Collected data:
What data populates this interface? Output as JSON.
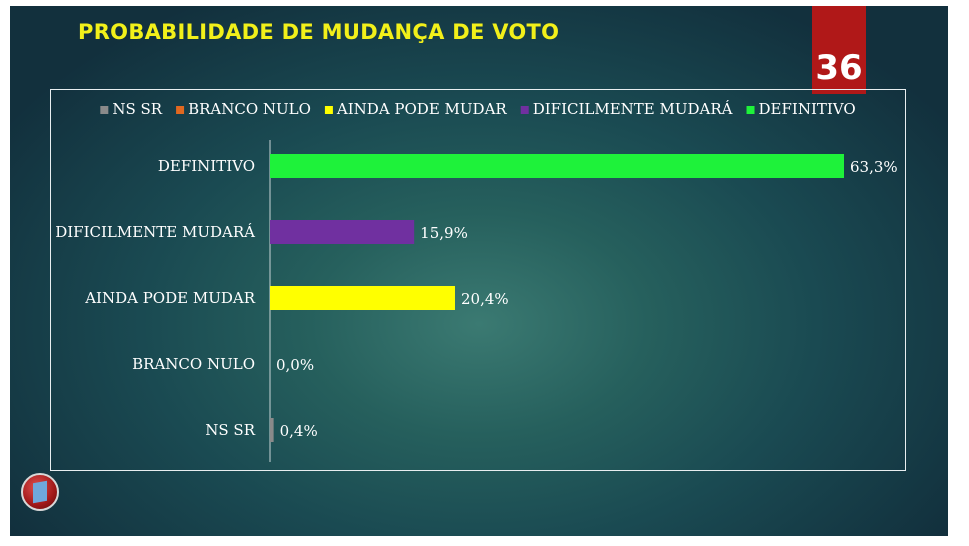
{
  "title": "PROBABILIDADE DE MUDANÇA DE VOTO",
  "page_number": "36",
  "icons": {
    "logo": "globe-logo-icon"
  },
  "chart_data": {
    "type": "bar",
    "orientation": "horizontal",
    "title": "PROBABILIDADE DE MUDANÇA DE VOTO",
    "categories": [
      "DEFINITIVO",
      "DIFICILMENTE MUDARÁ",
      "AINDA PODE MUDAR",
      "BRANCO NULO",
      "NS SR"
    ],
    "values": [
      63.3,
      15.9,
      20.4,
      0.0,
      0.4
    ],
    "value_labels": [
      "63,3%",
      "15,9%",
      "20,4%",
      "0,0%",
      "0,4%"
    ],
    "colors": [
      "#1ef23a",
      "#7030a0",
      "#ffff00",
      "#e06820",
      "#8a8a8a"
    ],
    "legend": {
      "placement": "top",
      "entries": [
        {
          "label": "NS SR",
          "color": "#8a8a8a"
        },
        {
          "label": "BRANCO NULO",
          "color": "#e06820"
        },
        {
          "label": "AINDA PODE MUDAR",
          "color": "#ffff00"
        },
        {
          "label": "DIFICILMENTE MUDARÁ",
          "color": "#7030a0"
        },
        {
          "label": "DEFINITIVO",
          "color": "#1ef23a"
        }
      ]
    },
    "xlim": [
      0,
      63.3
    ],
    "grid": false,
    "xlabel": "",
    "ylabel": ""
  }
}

--

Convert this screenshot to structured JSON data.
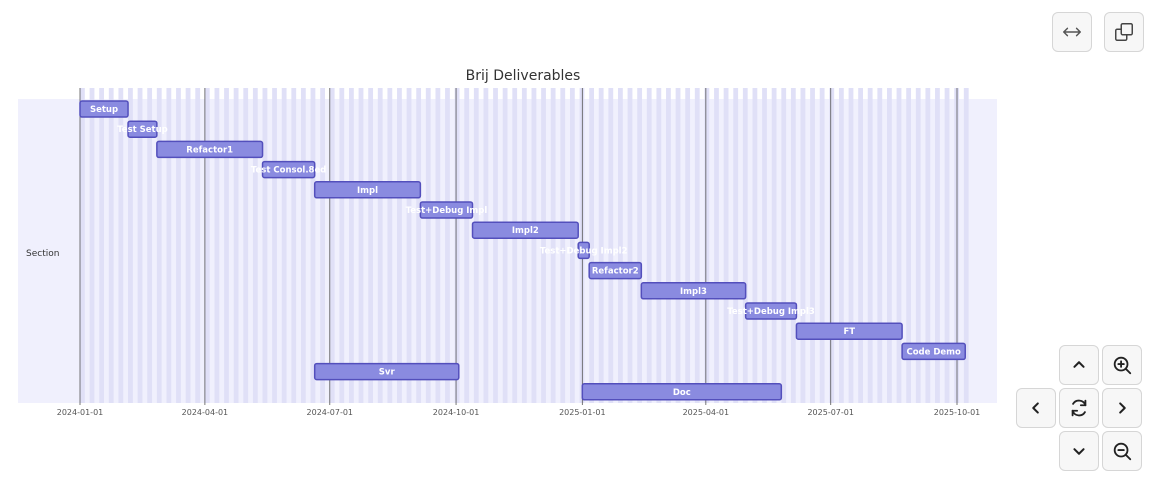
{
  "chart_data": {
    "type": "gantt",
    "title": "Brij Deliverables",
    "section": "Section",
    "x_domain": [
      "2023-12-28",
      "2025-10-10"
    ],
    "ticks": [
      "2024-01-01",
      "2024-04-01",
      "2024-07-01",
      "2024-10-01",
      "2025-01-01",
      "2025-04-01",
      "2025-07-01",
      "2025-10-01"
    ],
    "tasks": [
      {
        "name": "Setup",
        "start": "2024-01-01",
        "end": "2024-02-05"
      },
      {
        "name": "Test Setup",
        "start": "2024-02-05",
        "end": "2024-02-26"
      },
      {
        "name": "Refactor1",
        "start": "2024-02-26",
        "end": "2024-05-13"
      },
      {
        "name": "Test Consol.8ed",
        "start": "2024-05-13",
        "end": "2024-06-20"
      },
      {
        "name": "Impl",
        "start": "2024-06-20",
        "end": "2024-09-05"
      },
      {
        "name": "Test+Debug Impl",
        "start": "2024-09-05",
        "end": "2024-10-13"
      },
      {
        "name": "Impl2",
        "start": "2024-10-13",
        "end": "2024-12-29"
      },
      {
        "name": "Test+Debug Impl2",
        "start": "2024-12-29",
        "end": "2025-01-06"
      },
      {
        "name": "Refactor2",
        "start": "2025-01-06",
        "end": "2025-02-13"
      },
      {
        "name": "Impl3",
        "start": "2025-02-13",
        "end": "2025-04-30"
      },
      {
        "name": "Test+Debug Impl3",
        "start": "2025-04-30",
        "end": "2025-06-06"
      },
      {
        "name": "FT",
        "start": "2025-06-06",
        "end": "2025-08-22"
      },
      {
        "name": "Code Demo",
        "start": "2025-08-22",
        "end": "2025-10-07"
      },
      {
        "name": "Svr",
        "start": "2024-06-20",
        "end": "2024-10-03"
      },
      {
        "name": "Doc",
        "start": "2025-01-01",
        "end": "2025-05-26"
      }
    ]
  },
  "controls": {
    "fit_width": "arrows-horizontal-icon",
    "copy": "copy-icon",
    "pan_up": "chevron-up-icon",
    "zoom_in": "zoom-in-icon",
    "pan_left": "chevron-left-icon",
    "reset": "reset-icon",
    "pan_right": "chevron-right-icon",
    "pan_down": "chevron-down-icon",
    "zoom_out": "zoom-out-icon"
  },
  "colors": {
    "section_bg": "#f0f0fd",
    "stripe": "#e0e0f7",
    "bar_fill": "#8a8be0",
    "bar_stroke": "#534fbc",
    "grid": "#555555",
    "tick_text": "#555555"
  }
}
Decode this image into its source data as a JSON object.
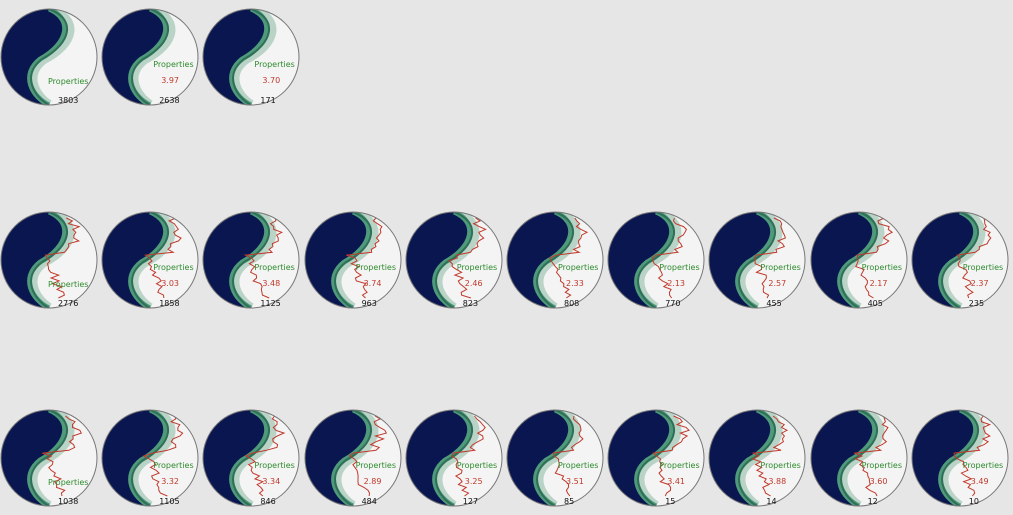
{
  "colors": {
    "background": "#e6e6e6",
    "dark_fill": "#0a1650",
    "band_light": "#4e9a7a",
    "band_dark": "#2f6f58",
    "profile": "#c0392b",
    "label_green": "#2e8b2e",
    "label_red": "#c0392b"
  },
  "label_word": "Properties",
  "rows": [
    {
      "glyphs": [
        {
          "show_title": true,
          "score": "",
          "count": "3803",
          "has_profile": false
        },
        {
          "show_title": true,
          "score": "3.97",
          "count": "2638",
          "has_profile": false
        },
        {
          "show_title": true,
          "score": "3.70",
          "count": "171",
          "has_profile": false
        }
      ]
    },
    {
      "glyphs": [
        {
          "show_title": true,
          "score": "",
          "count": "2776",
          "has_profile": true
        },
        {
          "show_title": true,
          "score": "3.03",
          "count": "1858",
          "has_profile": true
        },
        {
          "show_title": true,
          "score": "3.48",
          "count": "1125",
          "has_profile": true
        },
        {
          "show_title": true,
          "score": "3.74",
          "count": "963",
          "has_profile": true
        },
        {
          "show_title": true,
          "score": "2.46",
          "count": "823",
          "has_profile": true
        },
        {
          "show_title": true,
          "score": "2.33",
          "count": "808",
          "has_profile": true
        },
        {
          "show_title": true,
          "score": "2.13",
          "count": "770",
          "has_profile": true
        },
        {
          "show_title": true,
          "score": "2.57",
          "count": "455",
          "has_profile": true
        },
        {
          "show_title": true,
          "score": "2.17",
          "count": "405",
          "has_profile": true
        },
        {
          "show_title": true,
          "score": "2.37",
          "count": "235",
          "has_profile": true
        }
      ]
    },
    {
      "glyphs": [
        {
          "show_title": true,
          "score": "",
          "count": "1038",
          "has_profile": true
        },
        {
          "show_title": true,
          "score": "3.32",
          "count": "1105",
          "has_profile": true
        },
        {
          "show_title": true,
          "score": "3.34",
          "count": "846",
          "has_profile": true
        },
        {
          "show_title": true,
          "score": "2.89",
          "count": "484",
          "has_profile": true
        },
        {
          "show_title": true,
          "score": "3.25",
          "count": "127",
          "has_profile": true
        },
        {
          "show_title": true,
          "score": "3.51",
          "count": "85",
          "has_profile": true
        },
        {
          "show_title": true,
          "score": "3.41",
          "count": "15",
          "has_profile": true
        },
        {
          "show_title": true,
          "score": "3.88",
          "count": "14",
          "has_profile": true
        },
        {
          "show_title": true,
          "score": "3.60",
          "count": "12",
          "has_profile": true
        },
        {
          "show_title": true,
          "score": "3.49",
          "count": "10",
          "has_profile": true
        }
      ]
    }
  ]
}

---

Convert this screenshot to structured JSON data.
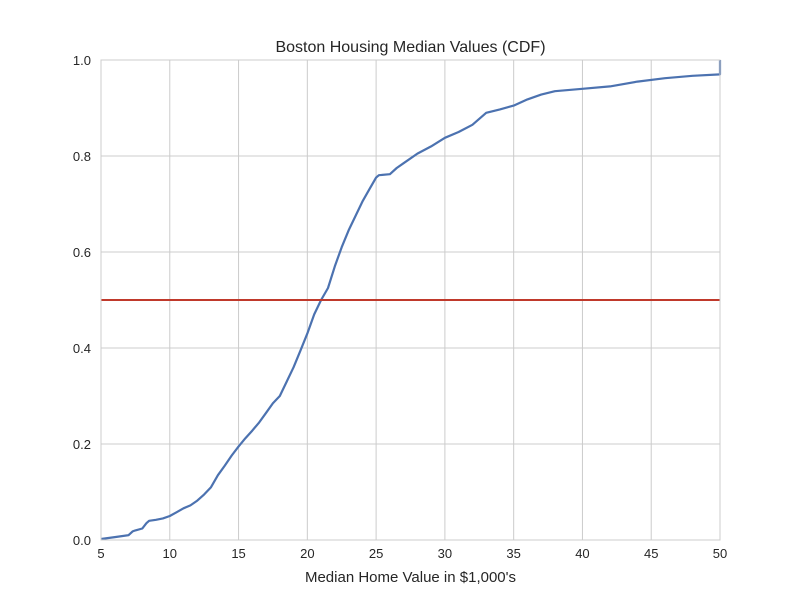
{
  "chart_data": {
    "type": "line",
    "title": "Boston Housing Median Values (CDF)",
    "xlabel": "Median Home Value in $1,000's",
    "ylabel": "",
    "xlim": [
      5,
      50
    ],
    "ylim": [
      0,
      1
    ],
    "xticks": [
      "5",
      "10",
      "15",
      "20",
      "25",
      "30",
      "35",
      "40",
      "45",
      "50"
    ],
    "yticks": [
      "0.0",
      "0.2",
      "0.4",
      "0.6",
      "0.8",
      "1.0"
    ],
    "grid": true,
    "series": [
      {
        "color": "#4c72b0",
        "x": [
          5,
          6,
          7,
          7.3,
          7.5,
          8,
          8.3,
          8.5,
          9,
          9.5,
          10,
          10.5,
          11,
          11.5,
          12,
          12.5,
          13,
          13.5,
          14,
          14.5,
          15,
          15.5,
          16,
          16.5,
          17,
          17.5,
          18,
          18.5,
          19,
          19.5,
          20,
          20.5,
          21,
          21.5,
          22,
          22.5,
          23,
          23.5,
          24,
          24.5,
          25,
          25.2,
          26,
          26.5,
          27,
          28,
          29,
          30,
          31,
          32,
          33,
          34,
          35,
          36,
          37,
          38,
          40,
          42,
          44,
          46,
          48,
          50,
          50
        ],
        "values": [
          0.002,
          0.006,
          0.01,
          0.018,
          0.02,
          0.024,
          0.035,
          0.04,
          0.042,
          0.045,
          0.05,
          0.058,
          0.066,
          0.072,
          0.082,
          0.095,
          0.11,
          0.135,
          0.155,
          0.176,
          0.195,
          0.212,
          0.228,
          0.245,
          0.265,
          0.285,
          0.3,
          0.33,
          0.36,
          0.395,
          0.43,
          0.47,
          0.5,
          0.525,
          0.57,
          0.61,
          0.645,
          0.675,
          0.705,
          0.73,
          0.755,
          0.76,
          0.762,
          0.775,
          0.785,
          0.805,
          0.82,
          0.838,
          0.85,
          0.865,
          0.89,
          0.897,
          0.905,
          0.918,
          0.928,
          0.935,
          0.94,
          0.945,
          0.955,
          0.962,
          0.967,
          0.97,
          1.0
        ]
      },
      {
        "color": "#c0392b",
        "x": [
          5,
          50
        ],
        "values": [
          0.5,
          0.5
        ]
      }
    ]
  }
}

◆ Written instruction: Answer with one number only: how many lines above contain the word "chevron".

◆ In response: 4